▶ **Input**

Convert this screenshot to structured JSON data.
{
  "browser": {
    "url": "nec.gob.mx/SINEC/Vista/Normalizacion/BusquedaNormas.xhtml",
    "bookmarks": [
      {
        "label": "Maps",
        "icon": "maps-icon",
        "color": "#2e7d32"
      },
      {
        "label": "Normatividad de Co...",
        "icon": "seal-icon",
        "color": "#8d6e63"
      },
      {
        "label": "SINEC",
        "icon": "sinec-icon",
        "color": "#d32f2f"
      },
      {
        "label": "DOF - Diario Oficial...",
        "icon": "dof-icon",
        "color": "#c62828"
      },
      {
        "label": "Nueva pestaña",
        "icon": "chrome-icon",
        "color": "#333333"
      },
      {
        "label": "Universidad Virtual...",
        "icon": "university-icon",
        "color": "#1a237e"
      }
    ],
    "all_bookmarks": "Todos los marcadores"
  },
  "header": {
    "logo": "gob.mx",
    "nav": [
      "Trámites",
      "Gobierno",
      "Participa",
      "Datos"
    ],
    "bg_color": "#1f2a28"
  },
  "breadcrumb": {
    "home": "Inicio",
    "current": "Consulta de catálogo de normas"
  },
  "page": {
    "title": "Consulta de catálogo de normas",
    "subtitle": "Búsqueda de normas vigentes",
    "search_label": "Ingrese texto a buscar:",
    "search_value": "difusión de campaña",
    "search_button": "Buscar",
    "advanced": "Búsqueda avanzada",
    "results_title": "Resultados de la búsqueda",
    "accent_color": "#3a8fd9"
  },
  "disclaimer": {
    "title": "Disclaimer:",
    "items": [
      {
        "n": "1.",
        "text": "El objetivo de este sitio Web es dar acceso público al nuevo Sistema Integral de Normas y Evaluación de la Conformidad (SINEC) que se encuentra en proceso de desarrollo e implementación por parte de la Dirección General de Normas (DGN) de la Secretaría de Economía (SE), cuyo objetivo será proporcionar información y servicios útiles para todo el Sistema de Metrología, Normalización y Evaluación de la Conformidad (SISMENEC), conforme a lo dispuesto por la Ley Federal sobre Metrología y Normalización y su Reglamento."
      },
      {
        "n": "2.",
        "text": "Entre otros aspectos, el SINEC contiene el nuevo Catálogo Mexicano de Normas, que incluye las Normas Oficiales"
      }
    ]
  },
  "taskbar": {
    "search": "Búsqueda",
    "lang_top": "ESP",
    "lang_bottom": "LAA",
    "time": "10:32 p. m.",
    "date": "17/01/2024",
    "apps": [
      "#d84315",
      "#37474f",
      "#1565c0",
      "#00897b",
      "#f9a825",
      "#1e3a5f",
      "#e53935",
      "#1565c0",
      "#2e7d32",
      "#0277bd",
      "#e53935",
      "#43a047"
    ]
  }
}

* * *

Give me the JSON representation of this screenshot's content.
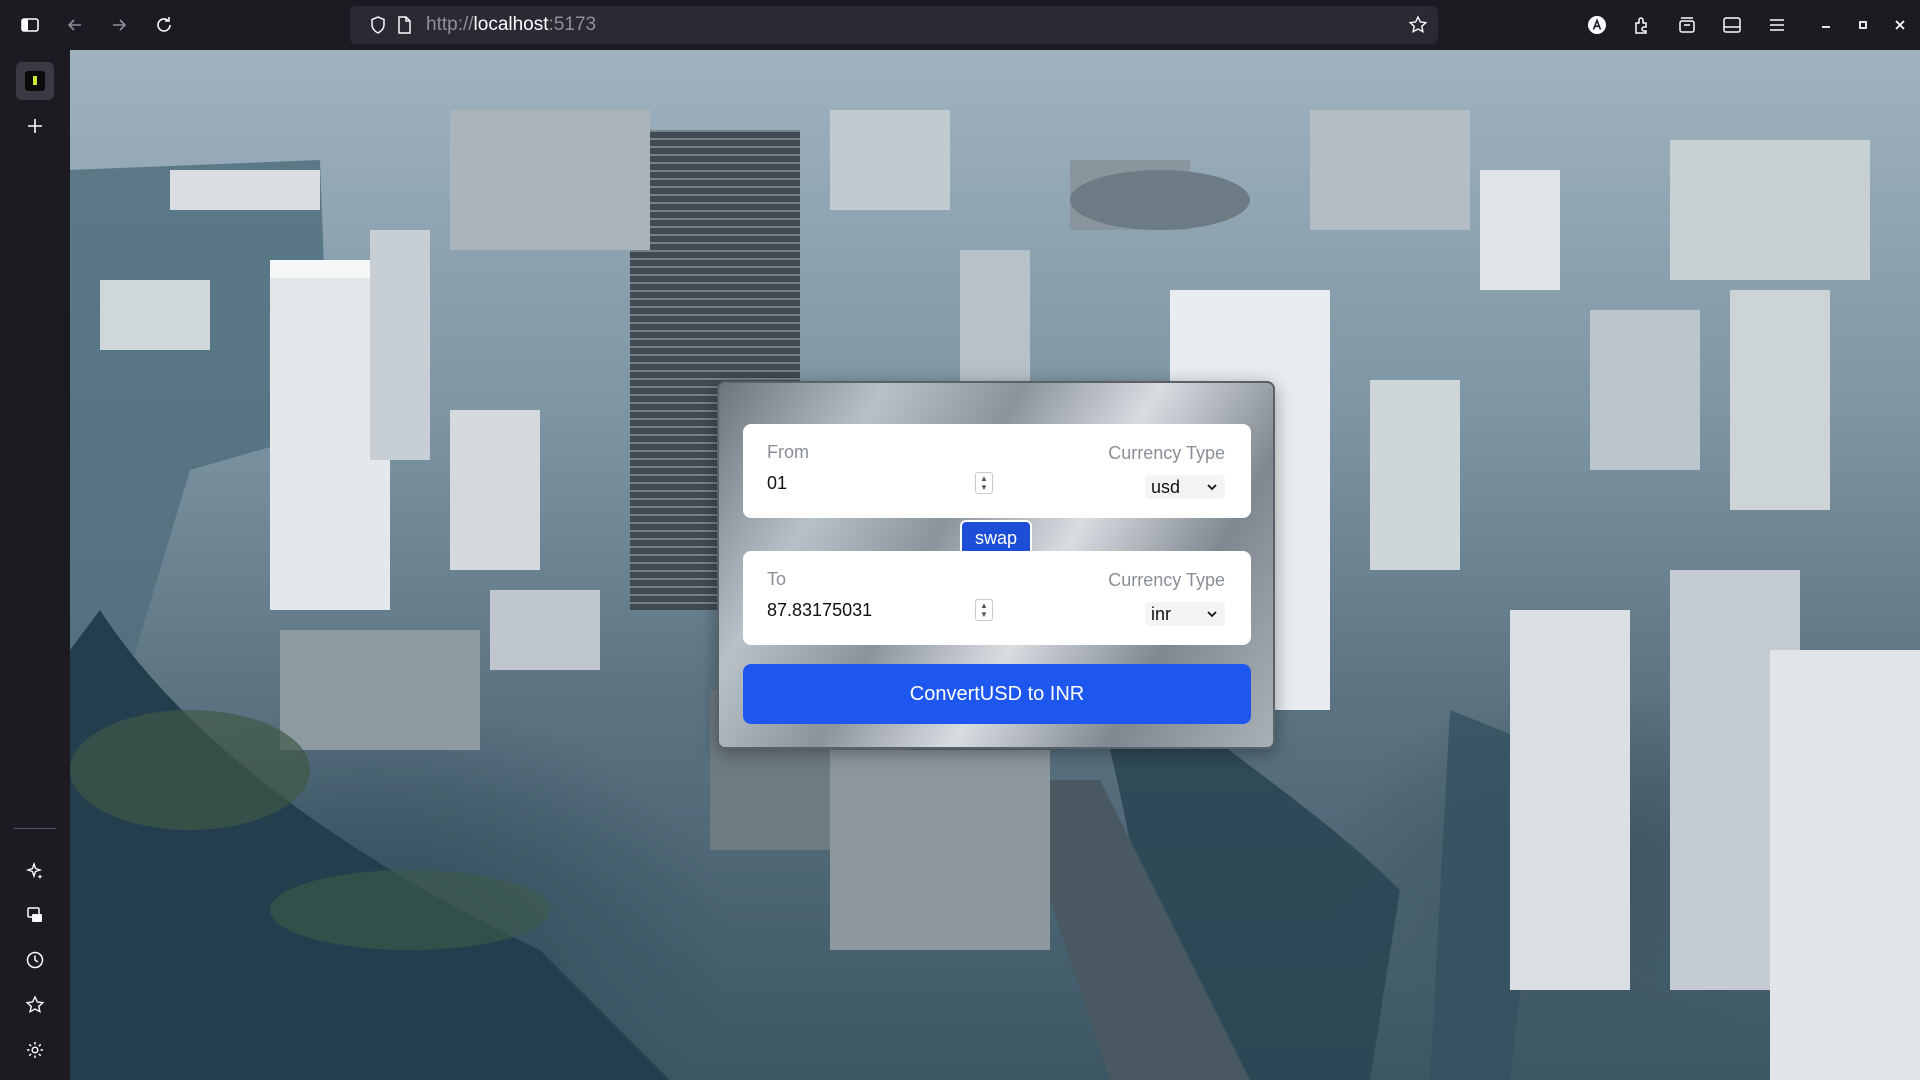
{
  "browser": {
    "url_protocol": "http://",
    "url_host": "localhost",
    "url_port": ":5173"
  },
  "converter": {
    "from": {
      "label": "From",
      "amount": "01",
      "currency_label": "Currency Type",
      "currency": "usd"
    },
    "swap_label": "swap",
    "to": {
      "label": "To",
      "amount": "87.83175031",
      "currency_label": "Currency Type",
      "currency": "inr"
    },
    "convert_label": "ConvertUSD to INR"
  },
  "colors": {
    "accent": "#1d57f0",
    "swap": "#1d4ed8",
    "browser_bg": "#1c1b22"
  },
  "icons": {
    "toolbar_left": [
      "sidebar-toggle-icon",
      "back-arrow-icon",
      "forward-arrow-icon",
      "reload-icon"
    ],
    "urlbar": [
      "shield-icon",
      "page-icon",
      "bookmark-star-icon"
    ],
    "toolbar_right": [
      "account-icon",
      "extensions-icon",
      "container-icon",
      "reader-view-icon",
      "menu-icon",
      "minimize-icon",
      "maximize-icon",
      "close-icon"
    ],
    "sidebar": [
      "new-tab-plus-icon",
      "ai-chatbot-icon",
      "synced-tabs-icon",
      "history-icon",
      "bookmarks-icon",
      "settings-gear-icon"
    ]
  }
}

▶ **Task objective**
Return every line above in which the string "JSON" occurs.

▶ **Output for this task**
Convert this screenshot to structured JSON data.
Give me the JSON representation of this screenshot's content.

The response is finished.